_PROBLEM REQUIREMENTS:_
Find the lines of data that contain the string "Heliocentric", then list them.

::::::

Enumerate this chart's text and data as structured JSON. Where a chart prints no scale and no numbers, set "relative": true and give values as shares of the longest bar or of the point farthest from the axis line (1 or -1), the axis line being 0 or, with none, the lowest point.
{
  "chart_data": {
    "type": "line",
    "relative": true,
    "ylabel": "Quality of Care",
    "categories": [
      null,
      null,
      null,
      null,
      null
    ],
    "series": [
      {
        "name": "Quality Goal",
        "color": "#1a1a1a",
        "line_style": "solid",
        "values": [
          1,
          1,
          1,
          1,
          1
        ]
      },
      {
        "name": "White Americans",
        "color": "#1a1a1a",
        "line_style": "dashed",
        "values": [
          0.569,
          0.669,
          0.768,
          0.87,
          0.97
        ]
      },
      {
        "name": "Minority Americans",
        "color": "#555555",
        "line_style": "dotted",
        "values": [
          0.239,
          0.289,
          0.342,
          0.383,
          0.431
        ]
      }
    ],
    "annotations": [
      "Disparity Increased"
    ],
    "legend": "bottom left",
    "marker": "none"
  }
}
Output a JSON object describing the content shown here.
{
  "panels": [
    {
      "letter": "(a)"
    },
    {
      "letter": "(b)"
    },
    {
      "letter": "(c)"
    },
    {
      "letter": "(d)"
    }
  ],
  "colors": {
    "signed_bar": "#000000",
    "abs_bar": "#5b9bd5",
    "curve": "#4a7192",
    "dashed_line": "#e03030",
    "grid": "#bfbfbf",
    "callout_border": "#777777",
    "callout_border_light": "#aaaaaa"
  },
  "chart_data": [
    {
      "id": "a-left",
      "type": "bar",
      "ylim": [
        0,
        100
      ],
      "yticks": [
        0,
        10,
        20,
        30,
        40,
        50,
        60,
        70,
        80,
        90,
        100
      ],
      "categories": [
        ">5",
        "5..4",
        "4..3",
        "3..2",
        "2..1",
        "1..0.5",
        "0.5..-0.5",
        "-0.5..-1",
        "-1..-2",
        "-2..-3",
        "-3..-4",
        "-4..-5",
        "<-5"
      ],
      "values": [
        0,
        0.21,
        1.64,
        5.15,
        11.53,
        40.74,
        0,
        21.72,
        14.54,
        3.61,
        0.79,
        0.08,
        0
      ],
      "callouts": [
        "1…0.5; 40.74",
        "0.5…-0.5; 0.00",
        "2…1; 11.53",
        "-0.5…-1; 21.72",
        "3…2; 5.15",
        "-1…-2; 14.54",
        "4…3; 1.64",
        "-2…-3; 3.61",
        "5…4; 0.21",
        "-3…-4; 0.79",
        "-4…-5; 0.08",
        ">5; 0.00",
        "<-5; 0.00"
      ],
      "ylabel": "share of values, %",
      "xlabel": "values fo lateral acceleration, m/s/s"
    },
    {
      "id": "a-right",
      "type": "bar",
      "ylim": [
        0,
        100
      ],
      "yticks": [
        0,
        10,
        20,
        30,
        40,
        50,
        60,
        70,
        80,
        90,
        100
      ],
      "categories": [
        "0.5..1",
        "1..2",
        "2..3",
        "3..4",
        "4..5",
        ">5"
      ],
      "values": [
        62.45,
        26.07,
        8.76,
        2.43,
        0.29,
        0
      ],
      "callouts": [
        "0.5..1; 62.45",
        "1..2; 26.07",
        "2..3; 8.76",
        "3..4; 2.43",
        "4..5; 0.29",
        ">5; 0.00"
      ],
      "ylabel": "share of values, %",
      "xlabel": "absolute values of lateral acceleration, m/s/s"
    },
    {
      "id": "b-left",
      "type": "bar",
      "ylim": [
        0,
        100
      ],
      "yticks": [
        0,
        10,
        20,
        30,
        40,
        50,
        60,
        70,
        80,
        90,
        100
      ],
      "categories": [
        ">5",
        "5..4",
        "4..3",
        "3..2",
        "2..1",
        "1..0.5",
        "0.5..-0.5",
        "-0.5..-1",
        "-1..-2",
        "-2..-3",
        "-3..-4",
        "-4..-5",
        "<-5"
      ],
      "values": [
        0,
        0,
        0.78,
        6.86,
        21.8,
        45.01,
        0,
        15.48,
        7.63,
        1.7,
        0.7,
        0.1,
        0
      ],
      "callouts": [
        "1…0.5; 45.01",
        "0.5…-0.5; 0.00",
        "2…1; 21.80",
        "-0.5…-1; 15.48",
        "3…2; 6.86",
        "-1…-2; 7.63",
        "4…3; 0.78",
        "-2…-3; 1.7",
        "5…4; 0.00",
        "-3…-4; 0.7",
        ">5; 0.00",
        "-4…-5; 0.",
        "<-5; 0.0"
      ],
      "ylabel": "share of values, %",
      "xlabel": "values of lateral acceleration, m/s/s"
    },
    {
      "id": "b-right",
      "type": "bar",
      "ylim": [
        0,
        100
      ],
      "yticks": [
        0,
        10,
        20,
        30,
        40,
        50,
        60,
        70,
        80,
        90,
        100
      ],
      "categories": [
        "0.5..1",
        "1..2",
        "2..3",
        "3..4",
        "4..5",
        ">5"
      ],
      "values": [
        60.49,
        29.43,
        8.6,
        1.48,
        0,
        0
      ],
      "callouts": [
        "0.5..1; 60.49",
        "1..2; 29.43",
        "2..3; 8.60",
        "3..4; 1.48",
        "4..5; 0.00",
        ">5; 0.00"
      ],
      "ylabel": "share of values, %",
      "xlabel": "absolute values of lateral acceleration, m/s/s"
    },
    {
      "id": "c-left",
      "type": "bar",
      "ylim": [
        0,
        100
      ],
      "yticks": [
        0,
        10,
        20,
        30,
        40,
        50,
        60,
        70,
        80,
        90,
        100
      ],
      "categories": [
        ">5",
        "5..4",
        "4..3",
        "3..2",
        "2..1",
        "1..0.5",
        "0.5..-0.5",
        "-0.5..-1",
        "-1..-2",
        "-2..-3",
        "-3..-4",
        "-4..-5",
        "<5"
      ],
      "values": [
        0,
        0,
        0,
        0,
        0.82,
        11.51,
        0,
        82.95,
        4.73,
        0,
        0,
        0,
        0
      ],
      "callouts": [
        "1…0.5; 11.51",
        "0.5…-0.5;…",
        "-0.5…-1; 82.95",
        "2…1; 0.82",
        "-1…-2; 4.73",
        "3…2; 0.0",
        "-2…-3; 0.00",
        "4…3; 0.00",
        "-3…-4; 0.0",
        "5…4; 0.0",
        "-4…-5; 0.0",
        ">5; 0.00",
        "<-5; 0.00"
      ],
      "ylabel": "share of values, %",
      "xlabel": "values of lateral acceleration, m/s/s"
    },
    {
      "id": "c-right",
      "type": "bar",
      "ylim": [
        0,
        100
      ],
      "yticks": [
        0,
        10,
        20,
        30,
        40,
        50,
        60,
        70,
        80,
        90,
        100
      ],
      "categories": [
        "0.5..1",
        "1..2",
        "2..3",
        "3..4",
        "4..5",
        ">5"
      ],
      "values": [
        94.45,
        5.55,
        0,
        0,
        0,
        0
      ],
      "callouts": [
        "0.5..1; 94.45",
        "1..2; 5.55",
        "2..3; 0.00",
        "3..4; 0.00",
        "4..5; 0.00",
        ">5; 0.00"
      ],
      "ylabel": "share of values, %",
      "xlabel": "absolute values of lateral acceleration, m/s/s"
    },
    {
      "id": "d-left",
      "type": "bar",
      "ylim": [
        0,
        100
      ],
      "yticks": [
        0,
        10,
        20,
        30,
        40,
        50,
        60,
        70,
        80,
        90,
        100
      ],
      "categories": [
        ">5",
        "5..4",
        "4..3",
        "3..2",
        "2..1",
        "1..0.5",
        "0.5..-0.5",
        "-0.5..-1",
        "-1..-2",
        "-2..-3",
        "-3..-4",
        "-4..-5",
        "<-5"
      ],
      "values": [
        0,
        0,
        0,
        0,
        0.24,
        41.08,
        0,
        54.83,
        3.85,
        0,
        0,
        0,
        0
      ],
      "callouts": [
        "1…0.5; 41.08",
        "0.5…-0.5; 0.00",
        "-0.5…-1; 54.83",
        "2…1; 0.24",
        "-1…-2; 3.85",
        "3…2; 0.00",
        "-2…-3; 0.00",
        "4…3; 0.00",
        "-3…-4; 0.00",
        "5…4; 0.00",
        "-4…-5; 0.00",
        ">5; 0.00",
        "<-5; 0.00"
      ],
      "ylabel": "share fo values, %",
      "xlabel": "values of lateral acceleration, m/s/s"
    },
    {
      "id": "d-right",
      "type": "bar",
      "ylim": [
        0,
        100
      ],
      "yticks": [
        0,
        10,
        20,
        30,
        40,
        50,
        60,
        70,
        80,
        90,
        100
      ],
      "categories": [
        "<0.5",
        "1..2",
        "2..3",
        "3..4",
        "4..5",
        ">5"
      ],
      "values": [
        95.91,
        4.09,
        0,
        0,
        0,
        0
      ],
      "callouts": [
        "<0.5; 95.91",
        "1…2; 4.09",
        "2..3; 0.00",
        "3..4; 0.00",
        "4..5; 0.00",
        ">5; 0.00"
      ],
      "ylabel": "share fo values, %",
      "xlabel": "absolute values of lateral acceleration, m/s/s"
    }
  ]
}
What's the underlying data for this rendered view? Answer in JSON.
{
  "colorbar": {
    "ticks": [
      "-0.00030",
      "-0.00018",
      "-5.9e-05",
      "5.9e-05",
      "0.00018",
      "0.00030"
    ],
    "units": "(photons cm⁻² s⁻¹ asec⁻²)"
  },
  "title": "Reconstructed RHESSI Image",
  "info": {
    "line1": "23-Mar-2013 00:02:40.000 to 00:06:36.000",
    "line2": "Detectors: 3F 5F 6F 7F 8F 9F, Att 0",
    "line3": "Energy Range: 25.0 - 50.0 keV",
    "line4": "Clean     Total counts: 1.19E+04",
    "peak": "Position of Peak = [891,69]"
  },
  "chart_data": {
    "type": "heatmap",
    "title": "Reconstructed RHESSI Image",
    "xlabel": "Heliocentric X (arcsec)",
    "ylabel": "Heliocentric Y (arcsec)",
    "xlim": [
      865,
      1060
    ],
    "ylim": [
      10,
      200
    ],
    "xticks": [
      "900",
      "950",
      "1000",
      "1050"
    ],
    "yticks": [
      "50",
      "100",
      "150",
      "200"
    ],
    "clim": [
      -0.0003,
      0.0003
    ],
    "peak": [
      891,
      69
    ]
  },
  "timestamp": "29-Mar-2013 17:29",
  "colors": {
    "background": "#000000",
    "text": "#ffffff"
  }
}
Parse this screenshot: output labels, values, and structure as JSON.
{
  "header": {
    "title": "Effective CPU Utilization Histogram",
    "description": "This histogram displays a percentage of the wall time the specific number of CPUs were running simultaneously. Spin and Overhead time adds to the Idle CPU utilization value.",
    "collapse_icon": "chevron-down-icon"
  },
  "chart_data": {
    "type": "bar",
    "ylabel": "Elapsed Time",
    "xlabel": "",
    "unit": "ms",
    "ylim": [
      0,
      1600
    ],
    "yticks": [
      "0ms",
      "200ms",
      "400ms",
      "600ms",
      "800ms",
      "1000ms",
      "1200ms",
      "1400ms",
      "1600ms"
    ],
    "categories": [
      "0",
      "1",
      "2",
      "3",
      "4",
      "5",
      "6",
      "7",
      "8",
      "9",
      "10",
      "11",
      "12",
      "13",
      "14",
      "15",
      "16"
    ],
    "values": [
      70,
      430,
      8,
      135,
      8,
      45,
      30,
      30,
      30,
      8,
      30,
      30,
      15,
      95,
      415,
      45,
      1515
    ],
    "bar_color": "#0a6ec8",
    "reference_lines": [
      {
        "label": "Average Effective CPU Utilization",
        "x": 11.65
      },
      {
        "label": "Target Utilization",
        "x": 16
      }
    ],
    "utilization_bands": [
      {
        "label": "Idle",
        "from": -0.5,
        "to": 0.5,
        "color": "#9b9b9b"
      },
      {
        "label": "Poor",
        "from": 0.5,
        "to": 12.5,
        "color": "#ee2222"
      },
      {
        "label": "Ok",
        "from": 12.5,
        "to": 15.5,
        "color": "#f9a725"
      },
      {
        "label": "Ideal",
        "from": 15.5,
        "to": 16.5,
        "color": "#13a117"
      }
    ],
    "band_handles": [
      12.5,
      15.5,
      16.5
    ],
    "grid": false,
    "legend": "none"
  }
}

::::::

_THE RESULT:_
    "xlabel": "Heliocentric X (arcsec)",
    "ylabel": "Heliocentric Y (arcsec)",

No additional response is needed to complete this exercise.